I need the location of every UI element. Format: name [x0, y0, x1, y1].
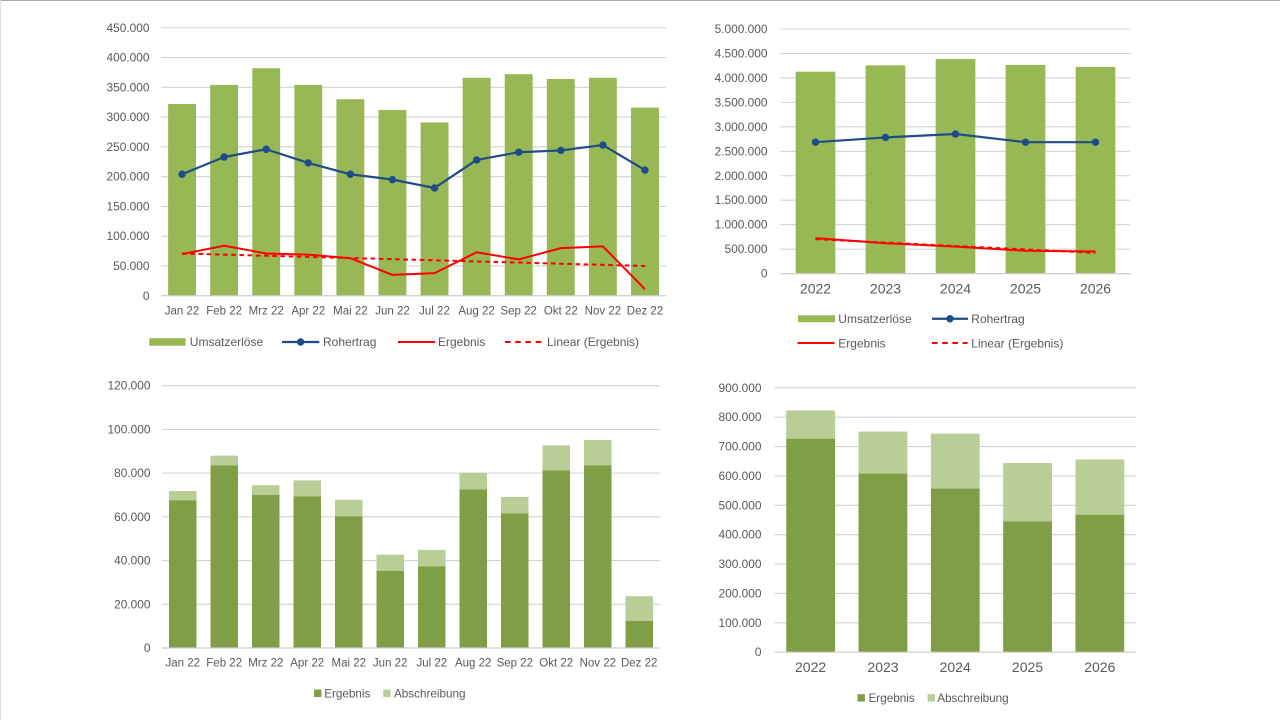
svg-text:Mai 22: Mai 22 — [332, 658, 367, 670]
svg-text:200.000: 200.000 — [719, 586, 762, 600]
svg-text:Ergebnis: Ergebnis — [838, 336, 885, 350]
svg-text:Ergebnis: Ergebnis — [324, 688, 370, 701]
svg-text:2023: 2023 — [867, 659, 898, 675]
svg-text:Nov 22: Nov 22 — [580, 658, 616, 670]
svg-text:0: 0 — [144, 641, 151, 655]
svg-text:3.500.000: 3.500.000 — [715, 95, 768, 109]
svg-text:80.000: 80.000 — [114, 466, 151, 480]
svg-text:4.000.000: 4.000.000 — [715, 71, 768, 85]
svg-text:Mrz 22: Mrz 22 — [248, 658, 283, 670]
svg-text:Sep 22: Sep 22 — [500, 306, 536, 318]
svg-text:400.000: 400.000 — [719, 528, 762, 542]
svg-text:0: 0 — [761, 267, 768, 281]
svg-text:Linear (Ergebnis): Linear (Ergebnis) — [547, 335, 639, 349]
svg-text:Apr 22: Apr 22 — [290, 658, 324, 670]
svg-text:Rohertrag: Rohertrag — [971, 312, 1024, 326]
svg-text:2.000.000: 2.000.000 — [715, 169, 768, 183]
svg-text:Ergebnis: Ergebnis — [869, 692, 915, 705]
svg-text:700.000: 700.000 — [719, 440, 762, 454]
svg-text:Feb 22: Feb 22 — [206, 306, 242, 318]
svg-text:4.500.000: 4.500.000 — [715, 47, 768, 61]
svg-text:5.000.000: 5.000.000 — [715, 22, 768, 36]
svg-text:Sep 22: Sep 22 — [497, 658, 533, 670]
svg-text:40.000: 40.000 — [114, 554, 151, 568]
svg-text:Umsatzerlöse: Umsatzerlöse — [838, 312, 912, 326]
svg-text:Jan 22: Jan 22 — [165, 306, 200, 318]
svg-text:Linear (Ergebnis): Linear (Ergebnis) — [971, 336, 1063, 350]
svg-text:2024: 2024 — [940, 659, 971, 675]
svg-text:450.000: 450.000 — [107, 21, 150, 35]
svg-text:800.000: 800.000 — [719, 410, 762, 424]
svg-text:150.000: 150.000 — [107, 199, 150, 213]
svg-text:Dez 22: Dez 22 — [627, 306, 663, 318]
svg-text:Abschreibung: Abschreibung — [394, 688, 465, 701]
svg-text:2022: 2022 — [795, 659, 826, 675]
svg-text:Okt 22: Okt 22 — [544, 306, 578, 318]
svg-text:60.000: 60.000 — [114, 510, 151, 524]
svg-text:Jun 22: Jun 22 — [373, 658, 408, 670]
svg-text:200.000: 200.000 — [107, 170, 150, 184]
svg-text:1.000.000: 1.000.000 — [715, 218, 768, 232]
svg-text:Aug 22: Aug 22 — [455, 658, 491, 670]
svg-text:Nov 22: Nov 22 — [585, 306, 621, 318]
svg-text:2022: 2022 — [800, 281, 831, 297]
svg-text:100.000: 100.000 — [719, 616, 762, 630]
svg-text:250.000: 250.000 — [107, 140, 150, 154]
svg-text:100.000: 100.000 — [107, 229, 150, 243]
svg-text:0: 0 — [143, 289, 150, 303]
svg-text:50.000: 50.000 — [113, 259, 150, 273]
svg-text:Jun 22: Jun 22 — [375, 306, 410, 318]
svg-text:1.500.000: 1.500.000 — [715, 193, 768, 207]
svg-text:Feb 22: Feb 22 — [206, 658, 242, 670]
svg-text:350.000: 350.000 — [107, 80, 150, 94]
svg-text:2026: 2026 — [1080, 281, 1111, 297]
svg-text:Abschreibung: Abschreibung — [937, 692, 1008, 705]
svg-text:120.000: 120.000 — [108, 379, 151, 393]
svg-text:2025: 2025 — [1010, 281, 1041, 297]
svg-text:Mrz 22: Mrz 22 — [249, 306, 284, 318]
svg-text:2025: 2025 — [1012, 659, 1043, 675]
svg-text:Ergebnis: Ergebnis — [438, 335, 485, 349]
svg-text:Jan 22: Jan 22 — [166, 658, 201, 670]
svg-text:100.000: 100.000 — [108, 422, 151, 436]
svg-text:2023: 2023 — [870, 281, 901, 297]
svg-text:900.000: 900.000 — [719, 381, 762, 395]
svg-text:Jul 22: Jul 22 — [416, 658, 447, 670]
svg-text:500.000: 500.000 — [725, 242, 768, 256]
svg-text:600.000: 600.000 — [719, 469, 762, 483]
svg-text:500.000: 500.000 — [719, 498, 762, 512]
svg-text:Dez 22: Dez 22 — [621, 658, 657, 670]
svg-text:Umsatzerlöse: Umsatzerlöse — [190, 335, 264, 349]
svg-text:0: 0 — [755, 645, 762, 659]
svg-text:2.500.000: 2.500.000 — [715, 144, 768, 158]
svg-text:300.000: 300.000 — [719, 557, 762, 571]
svg-text:400.000: 400.000 — [107, 51, 150, 65]
svg-text:Okt 22: Okt 22 — [539, 658, 573, 670]
svg-text:20.000: 20.000 — [114, 597, 151, 611]
svg-text:Rohertrag: Rohertrag — [323, 335, 376, 349]
svg-text:Apr 22: Apr 22 — [291, 306, 325, 318]
svg-text:2024: 2024 — [940, 281, 971, 297]
svg-text:Aug 22: Aug 22 — [458, 306, 494, 318]
svg-text:Jul 22: Jul 22 — [419, 306, 450, 318]
svg-text:2026: 2026 — [1084, 659, 1115, 675]
svg-text:3.000.000: 3.000.000 — [715, 120, 768, 134]
svg-text:Mai 22: Mai 22 — [333, 306, 368, 318]
svg-text:300.000: 300.000 — [107, 110, 150, 124]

.....

THE EXERCISE >>
Switch every "Rohertrag" in the data above to "Bruttogewinn" and reproduce all other lines unchanged. Omit the pictures from your answer.

FINISHED TASK >>
I need the location of every UI element. Format: name [x0, y0, x1, y1].
svg-text:Mai 22: Mai 22 — [332, 658, 367, 670]
svg-text:200.000: 200.000 — [719, 586, 762, 600]
svg-text:Ergebnis: Ergebnis — [838, 336, 885, 350]
svg-text:Ergebnis: Ergebnis — [324, 688, 370, 701]
svg-text:2023: 2023 — [867, 659, 898, 675]
svg-text:Nov 22: Nov 22 — [580, 658, 616, 670]
svg-text:0: 0 — [144, 641, 151, 655]
svg-text:3.500.000: 3.500.000 — [715, 95, 768, 109]
svg-text:80.000: 80.000 — [114, 466, 151, 480]
svg-text:4.000.000: 4.000.000 — [715, 71, 768, 85]
svg-text:Mrz 22: Mrz 22 — [248, 658, 283, 670]
svg-text:Sep 22: Sep 22 — [500, 306, 536, 318]
svg-text:400.000: 400.000 — [719, 528, 762, 542]
svg-text:0: 0 — [761, 267, 768, 281]
svg-text:Linear (Ergebnis): Linear (Ergebnis) — [547, 335, 639, 349]
svg-text:Apr 22: Apr 22 — [290, 658, 324, 670]
svg-text:Bruttogewinn: Bruttogewinn — [971, 312, 1024, 326]
svg-text:2.000.000: 2.000.000 — [715, 169, 768, 183]
svg-text:Ergebnis: Ergebnis — [869, 692, 915, 705]
svg-text:700.000: 700.000 — [719, 440, 762, 454]
svg-text:Feb 22: Feb 22 — [206, 306, 242, 318]
svg-text:4.500.000: 4.500.000 — [715, 47, 768, 61]
svg-text:5.000.000: 5.000.000 — [715, 22, 768, 36]
svg-text:Sep 22: Sep 22 — [497, 658, 533, 670]
svg-text:40.000: 40.000 — [114, 554, 151, 568]
svg-text:Umsatzerlöse: Umsatzerlöse — [838, 312, 912, 326]
svg-text:Jan 22: Jan 22 — [165, 306, 200, 318]
svg-text:Linear (Ergebnis): Linear (Ergebnis) — [971, 336, 1063, 350]
svg-text:2024: 2024 — [940, 659, 971, 675]
svg-text:450.000: 450.000 — [107, 21, 150, 35]
svg-text:800.000: 800.000 — [719, 410, 762, 424]
svg-text:150.000: 150.000 — [107, 199, 150, 213]
svg-text:Dez 22: Dez 22 — [627, 306, 663, 318]
svg-text:Abschreibung: Abschreibung — [394, 688, 465, 701]
svg-text:2022: 2022 — [795, 659, 826, 675]
svg-text:Okt 22: Okt 22 — [544, 306, 578, 318]
svg-text:60.000: 60.000 — [114, 510, 151, 524]
svg-text:Jun 22: Jun 22 — [373, 658, 408, 670]
svg-text:200.000: 200.000 — [107, 170, 150, 184]
svg-text:1.000.000: 1.000.000 — [715, 218, 768, 232]
svg-text:Aug 22: Aug 22 — [455, 658, 491, 670]
svg-text:Nov 22: Nov 22 — [585, 306, 621, 318]
svg-text:2022: 2022 — [800, 281, 831, 297]
svg-text:100.000: 100.000 — [719, 616, 762, 630]
svg-text:250.000: 250.000 — [107, 140, 150, 154]
svg-text:100.000: 100.000 — [107, 229, 150, 243]
svg-text:0: 0 — [143, 289, 150, 303]
svg-text:50.000: 50.000 — [113, 259, 150, 273]
svg-text:Jun 22: Jun 22 — [375, 306, 410, 318]
svg-text:1.500.000: 1.500.000 — [715, 193, 768, 207]
svg-text:Feb 22: Feb 22 — [206, 658, 242, 670]
svg-text:350.000: 350.000 — [107, 80, 150, 94]
svg-text:2026: 2026 — [1080, 281, 1111, 297]
svg-text:Abschreibung: Abschreibung — [937, 692, 1008, 705]
svg-text:120.000: 120.000 — [108, 379, 151, 393]
svg-text:2025: 2025 — [1010, 281, 1041, 297]
svg-text:Mrz 22: Mrz 22 — [249, 306, 284, 318]
svg-text:2025: 2025 — [1012, 659, 1043, 675]
svg-text:Ergebnis: Ergebnis — [438, 335, 485, 349]
svg-text:Jan 22: Jan 22 — [166, 658, 201, 670]
svg-text:100.000: 100.000 — [108, 422, 151, 436]
svg-text:2023: 2023 — [870, 281, 901, 297]
svg-text:900.000: 900.000 — [719, 381, 762, 395]
svg-text:Jul 22: Jul 22 — [416, 658, 447, 670]
svg-text:500.000: 500.000 — [725, 242, 768, 256]
svg-text:600.000: 600.000 — [719, 469, 762, 483]
svg-text:500.000: 500.000 — [719, 498, 762, 512]
svg-text:Dez 22: Dez 22 — [621, 658, 657, 670]
svg-text:Umsatzerlöse: Umsatzerlöse — [190, 335, 264, 349]
svg-text:0: 0 — [755, 645, 762, 659]
svg-text:2.500.000: 2.500.000 — [715, 144, 768, 158]
svg-text:300.000: 300.000 — [719, 557, 762, 571]
svg-text:400.000: 400.000 — [107, 51, 150, 65]
svg-text:Okt 22: Okt 22 — [539, 658, 573, 670]
svg-text:20.000: 20.000 — [114, 597, 151, 611]
svg-text:Bruttogewinn: Bruttogewinn — [323, 335, 376, 349]
svg-text:Apr 22: Apr 22 — [291, 306, 325, 318]
svg-text:2024: 2024 — [940, 281, 971, 297]
svg-text:Aug 22: Aug 22 — [458, 306, 494, 318]
svg-text:Jul 22: Jul 22 — [419, 306, 450, 318]
svg-text:2026: 2026 — [1084, 659, 1115, 675]
svg-text:3.000.000: 3.000.000 — [715, 120, 768, 134]
svg-text:Mai 22: Mai 22 — [333, 306, 368, 318]
svg-text:300.000: 300.000 — [107, 110, 150, 124]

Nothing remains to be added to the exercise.